Problem description ▸
Omit the images, then print each record below exactly as it reads.

Material ▸
— BEGIN —
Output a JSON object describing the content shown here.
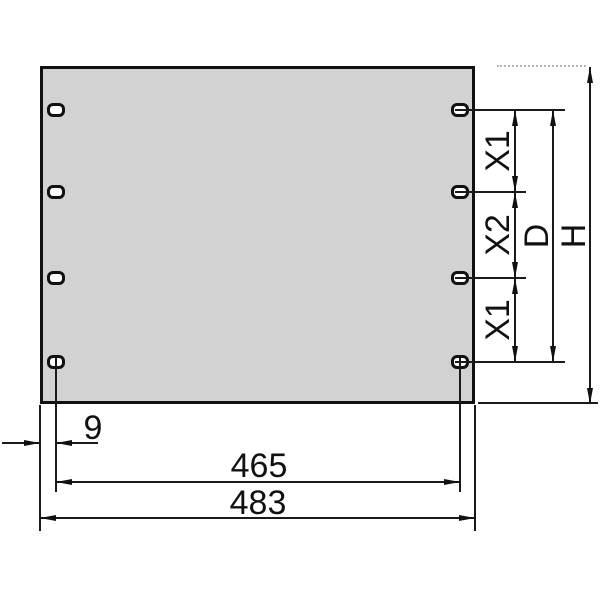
{
  "drawing": {
    "type": "technical-drawing",
    "subject": "rack-panel-front-view-with-mounting-slots",
    "colors": {
      "panel_fill": "#d2d2d2",
      "line": "#111111",
      "hidden_extension_line": "#b5b5b5"
    },
    "labels": {
      "edge_to_hole_offset": "9",
      "hole_span_width": "465",
      "total_width": "483",
      "x1_top": "X1",
      "x2_middle": "X2",
      "x1_bottom": "X1",
      "hole_span_height": "D",
      "total_height": "H"
    }
  }
}
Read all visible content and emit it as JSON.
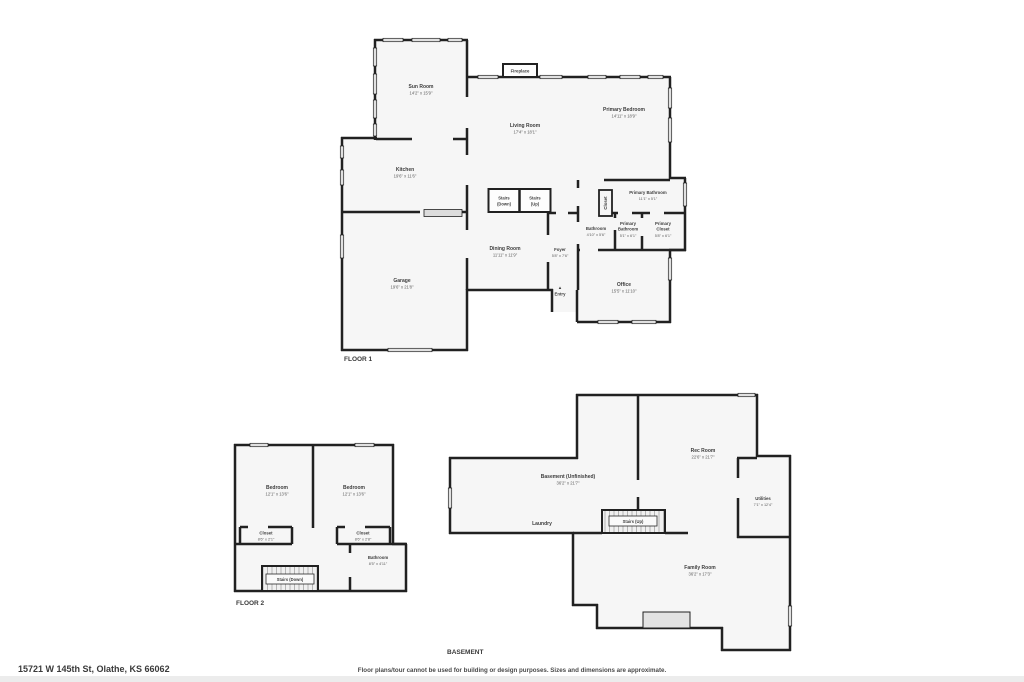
{
  "meta": {
    "address": "15721 W 145th St, Olathe, KS 66062",
    "disclaimer": "Floor plans/tour cannot be used for building or design purposes. Sizes and dimensions are approximate."
  },
  "floor1": {
    "title": "FLOOR 1",
    "rooms": {
      "sunroom": {
        "name": "Sun Room",
        "dims": "14'2\" x 15'9\""
      },
      "living": {
        "name": "Living Room",
        "dims": "17'4\" x 18'1\""
      },
      "primary_bedroom": {
        "name": "Primary Bedroom",
        "dims": "14'11\" x 18'9\""
      },
      "kitchen": {
        "name": "Kitchen",
        "dims": "19'6\" x 11'6\""
      },
      "dining": {
        "name": "Dining Room",
        "dims": "11'11\" x 11'9\""
      },
      "foyer": {
        "name": "Foyer",
        "dims": "5'8\" x 7'6\""
      },
      "garage": {
        "name": "Garage",
        "dims": "19'6\" x 21'8\""
      },
      "office": {
        "name": "Office",
        "dims": "15'5\" x 11'10\""
      },
      "primary_bathroom": {
        "name": "Primary Bathroom",
        "dims": "11'1\" x 5'1\""
      },
      "bathroom": {
        "name": "Bathroom",
        "dims": "4'10\" x 5'6\""
      },
      "primary_bathroom_2": {
        "name": "Primary",
        "name2": "Bathroom",
        "dims": "5'1\" x 6'1\""
      },
      "primary_closet": {
        "name": "Primary",
        "name2": "Closet",
        "dims": "5'8\" x 6'1\""
      },
      "closet": {
        "name": "Closet"
      },
      "stairs_down": {
        "name": "Stairs",
        "name2": "(Down)"
      },
      "stairs_up": {
        "name": "Stairs",
        "name2": "(Up)"
      },
      "fireplace": {
        "name": "Fireplace"
      },
      "entry": {
        "name": "Entry",
        "arrow": "▲"
      }
    }
  },
  "floor2": {
    "title": "FLOOR 2",
    "rooms": {
      "bedroom_left": {
        "name": "Bedroom",
        "dims": "12'1\" x 13'6\""
      },
      "bedroom_right": {
        "name": "Bedroom",
        "dims": "12'1\" x 13'6\""
      },
      "closet_left": {
        "name": "Closet",
        "dims": "8'6\" x 2'1\""
      },
      "closet_right": {
        "name": "Closet",
        "dims": "8'6\" x 2'8\""
      },
      "bathroom": {
        "name": "Bathroom",
        "dims": "8'5\" x 4'11\""
      },
      "stairs_down": {
        "name": "Stairs (Down)"
      }
    }
  },
  "basement": {
    "title": "BASEMENT",
    "rooms": {
      "unfinished": {
        "name": "Basement (Unfinished)",
        "dims": "36'2\" x 21'7\""
      },
      "rec_room": {
        "name": "Rec Room",
        "dims": "22'6\" x 21'7\""
      },
      "utilities": {
        "name": "Utilities",
        "dims": "7'1\" x 12'4\""
      },
      "laundry": {
        "name": "Laundry"
      },
      "stairs_up": {
        "name": "Stairs (Up)"
      },
      "family_room": {
        "name": "Family Room",
        "dims": "36'2\" x 17'3\""
      }
    }
  }
}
— END —
Finished exercise ▸
Output a JSON object describing the content shown here.
{
  "drawing": {
    "type": "technical-drawing",
    "subject": "rack-panel-front-view-with-mounting-slots",
    "colors": {
      "panel_fill": "#d2d2d2",
      "line": "#111111",
      "hidden_extension_line": "#b5b5b5"
    },
    "labels": {
      "edge_to_hole_offset": "9",
      "hole_span_width": "465",
      "total_width": "483",
      "x1_top": "X1",
      "x2_middle": "X2",
      "x1_bottom": "X1",
      "hole_span_height": "D",
      "total_height": "H"
    }
  }
}
Read all visible content and emit it as JSON.
{
  "meta": {
    "address": "15721 W 145th St, Olathe, KS 66062",
    "disclaimer": "Floor plans/tour cannot be used for building or design purposes. Sizes and dimensions are approximate."
  },
  "floor1": {
    "title": "FLOOR 1",
    "rooms": {
      "sunroom": {
        "name": "Sun Room",
        "dims": "14'2\" x 15'9\""
      },
      "living": {
        "name": "Living Room",
        "dims": "17'4\" x 18'1\""
      },
      "primary_bedroom": {
        "name": "Primary Bedroom",
        "dims": "14'11\" x 18'9\""
      },
      "kitchen": {
        "name": "Kitchen",
        "dims": "19'6\" x 11'6\""
      },
      "dining": {
        "name": "Dining Room",
        "dims": "11'11\" x 11'9\""
      },
      "foyer": {
        "name": "Foyer",
        "dims": "5'8\" x 7'6\""
      },
      "garage": {
        "name": "Garage",
        "dims": "19'6\" x 21'8\""
      },
      "office": {
        "name": "Office",
        "dims": "15'5\" x 11'10\""
      },
      "primary_bathroom": {
        "name": "Primary Bathroom",
        "dims": "11'1\" x 5'1\""
      },
      "bathroom": {
        "name": "Bathroom",
        "dims": "4'10\" x 5'6\""
      },
      "primary_bathroom_2": {
        "name": "Primary",
        "name2": "Bathroom",
        "dims": "5'1\" x 6'1\""
      },
      "primary_closet": {
        "name": "Primary",
        "name2": "Closet",
        "dims": "5'8\" x 6'1\""
      },
      "closet": {
        "name": "Closet"
      },
      "stairs_down": {
        "name": "Stairs",
        "name2": "(Down)"
      },
      "stairs_up": {
        "name": "Stairs",
        "name2": "(Up)"
      },
      "fireplace": {
        "name": "Fireplace"
      },
      "entry": {
        "name": "Entry",
        "arrow": "▲"
      }
    }
  },
  "floor2": {
    "title": "FLOOR 2",
    "rooms": {
      "bedroom_left": {
        "name": "Bedroom",
        "dims": "12'1\" x 13'6\""
      },
      "bedroom_right": {
        "name": "Bedroom",
        "dims": "12'1\" x 13'6\""
      },
      "closet_left": {
        "name": "Closet",
        "dims": "8'6\" x 2'1\""
      },
      "closet_right": {
        "name": "Closet",
        "dims": "8'6\" x 2'8\""
      },
      "bathroom": {
        "name": "Bathroom",
        "dims": "8'5\" x 4'11\""
      },
      "stairs_down": {
        "name": "Stairs (Down)"
      }
    }
  },
  "basement": {
    "title": "BASEMENT",
    "rooms": {
      "unfinished": {
        "name": "Basement (Unfinished)",
        "dims": "36'2\" x 21'7\""
      },
      "rec_room": {
        "name": "Rec Room",
        "dims": "22'6\" x 21'7\""
      },
      "utilities": {
        "name": "Utilities",
        "dims": "7'1\" x 12'4\""
      },
      "laundry": {
        "name": "Laundry"
      },
      "stairs_up": {
        "name": "Stairs (Up)"
      },
      "family_room": {
        "name": "Family Room",
        "dims": "36'2\" x 17'3\""
      }
    }
  }
}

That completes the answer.